- _The problem_
Every record must be repeated exactly; omit any pictures they contain.

- _Task inputs_

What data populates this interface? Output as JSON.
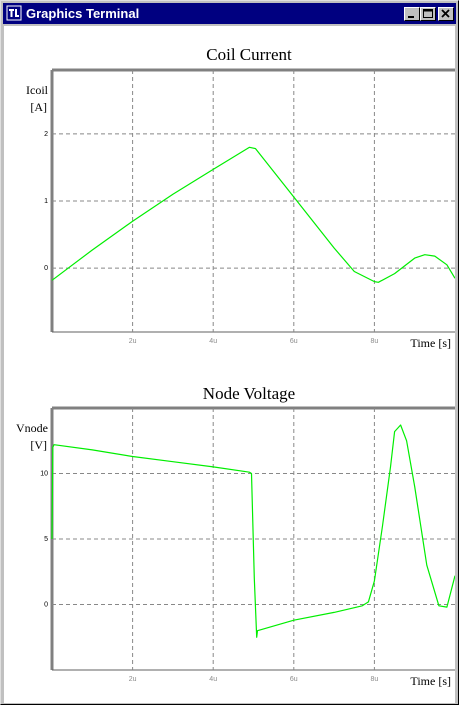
{
  "window": {
    "title": "Graphics Terminal"
  },
  "title_buttons": {
    "minimize": "minimize-icon",
    "maximize": "maximize-icon",
    "close": "close-icon"
  },
  "colors": {
    "trace": "#00ee00",
    "grid": "#888888",
    "titlebar": "#000080",
    "frame": "#c0c0c0"
  },
  "chart_data": [
    {
      "type": "line",
      "title": "Coil Current",
      "ylabel_lines": [
        "Icoil",
        "[A]"
      ],
      "xlabel": "Time [s]",
      "x_ticks": [
        "2u",
        "4u",
        "6u",
        "8u"
      ],
      "x_tick_values": [
        2,
        4,
        6,
        8
      ],
      "y_ticks": [
        "2",
        "1",
        "0"
      ],
      "y_tick_values": [
        2,
        1,
        0
      ],
      "xlim": [
        0,
        10
      ],
      "ylim": [
        -0.95,
        2.95
      ],
      "grid": true,
      "series": [
        {
          "x": [
            0,
            1,
            2,
            3,
            4,
            4.9,
            5.05,
            6,
            7,
            7.5,
            8,
            8.1,
            8.5,
            9,
            9.25,
            9.5,
            9.8,
            10
          ],
          "y": [
            -0.18,
            0.27,
            0.7,
            1.1,
            1.47,
            1.8,
            1.78,
            1.06,
            0.3,
            -0.05,
            -0.2,
            -0.21,
            -0.08,
            0.15,
            0.2,
            0.18,
            0.05,
            -0.15
          ]
        }
      ]
    },
    {
      "type": "line",
      "title": "Node Voltage",
      "ylabel_lines": [
        "Vnode",
        "[V]"
      ],
      "xlabel": "Time [s]",
      "x_ticks": [
        "2u",
        "4u",
        "6u",
        "8u"
      ],
      "x_tick_values": [
        2,
        4,
        6,
        8
      ],
      "y_ticks": [
        "10",
        "5",
        "0"
      ],
      "y_tick_values": [
        10,
        5,
        0
      ],
      "xlim": [
        0,
        10
      ],
      "ylim": [
        -5,
        15
      ],
      "grid": true,
      "series": [
        {
          "x": [
            0,
            0.02,
            0.05,
            1,
            2,
            3,
            4,
            4.9,
            4.95,
            5.02,
            5.08,
            5.1,
            6,
            7,
            7.7,
            7.85,
            8,
            8.2,
            8.4,
            8.5,
            8.65,
            8.8,
            9,
            9.3,
            9.6,
            9.8,
            10
          ],
          "y": [
            5,
            12,
            12.2,
            11.8,
            11.3,
            10.9,
            10.5,
            10.1,
            10.0,
            2,
            -2.5,
            -2.0,
            -1.2,
            -0.6,
            -0.1,
            0.2,
            1.8,
            6,
            10.5,
            13.2,
            13.7,
            12.5,
            9,
            3,
            -0.1,
            -0.2,
            2.2
          ]
        }
      ]
    }
  ]
}
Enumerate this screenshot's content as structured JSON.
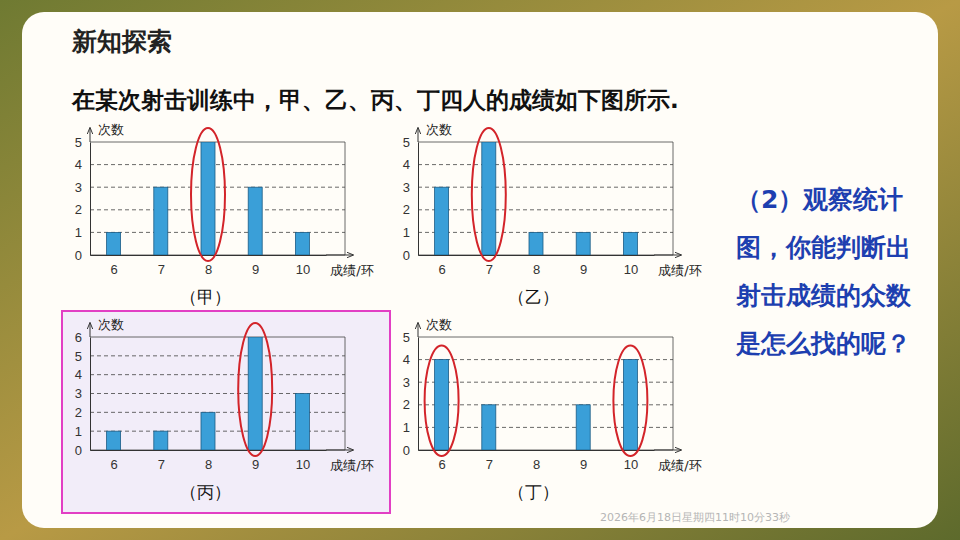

- _Expected answer_
What data populates this interface? Output as JSON.
{
  "window": {
    "title": "Graphics Terminal"
  },
  "title_buttons": {
    "minimize": "minimize-icon",
    "maximize": "maximize-icon",
    "close": "close-icon"
  },
  "colors": {
    "trace": "#00ee00",
    "grid": "#888888",
    "titlebar": "#000080",
    "frame": "#c0c0c0"
  },
  "chart_data": [
    {
      "type": "line",
      "title": "Coil Current",
      "ylabel_lines": [
        "Icoil",
        "[A]"
      ],
      "xlabel": "Time [s]",
      "x_ticks": [
        "2u",
        "4u",
        "6u",
        "8u"
      ],
      "x_tick_values": [
        2,
        4,
        6,
        8
      ],
      "y_ticks": [
        "2",
        "1",
        "0"
      ],
      "y_tick_values": [
        2,
        1,
        0
      ],
      "xlim": [
        0,
        10
      ],
      "ylim": [
        -0.95,
        2.95
      ],
      "grid": true,
      "series": [
        {
          "x": [
            0,
            1,
            2,
            3,
            4,
            4.9,
            5.05,
            6,
            7,
            7.5,
            8,
            8.1,
            8.5,
            9,
            9.25,
            9.5,
            9.8,
            10
          ],
          "y": [
            -0.18,
            0.27,
            0.7,
            1.1,
            1.47,
            1.8,
            1.78,
            1.06,
            0.3,
            -0.05,
            -0.2,
            -0.21,
            -0.08,
            0.15,
            0.2,
            0.18,
            0.05,
            -0.15
          ]
        }
      ]
    },
    {
      "type": "line",
      "title": "Node Voltage",
      "ylabel_lines": [
        "Vnode",
        "[V]"
      ],
      "xlabel": "Time [s]",
      "x_ticks": [
        "2u",
        "4u",
        "6u",
        "8u"
      ],
      "x_tick_values": [
        2,
        4,
        6,
        8
      ],
      "y_ticks": [
        "10",
        "5",
        "0"
      ],
      "y_tick_values": [
        10,
        5,
        0
      ],
      "xlim": [
        0,
        10
      ],
      "ylim": [
        -5,
        15
      ],
      "grid": true,
      "series": [
        {
          "x": [
            0,
            0.02,
            0.05,
            1,
            2,
            3,
            4,
            4.9,
            4.95,
            5.02,
            5.08,
            5.1,
            6,
            7,
            7.7,
            7.85,
            8,
            8.2,
            8.4,
            8.5,
            8.65,
            8.8,
            9,
            9.3,
            9.6,
            9.8,
            10
          ],
          "y": [
            5,
            12,
            12.2,
            11.8,
            11.3,
            10.9,
            10.5,
            10.1,
            10.0,
            2,
            -2.5,
            -2.0,
            -1.2,
            -0.6,
            -0.1,
            0.2,
            1.8,
            6,
            10.5,
            13.2,
            13.7,
            12.5,
            9,
            3,
            -0.1,
            -0.2,
            2.2
          ]
        }
      ]
    }
  ]
}
Enumerate this screenshot's content as structured JSON.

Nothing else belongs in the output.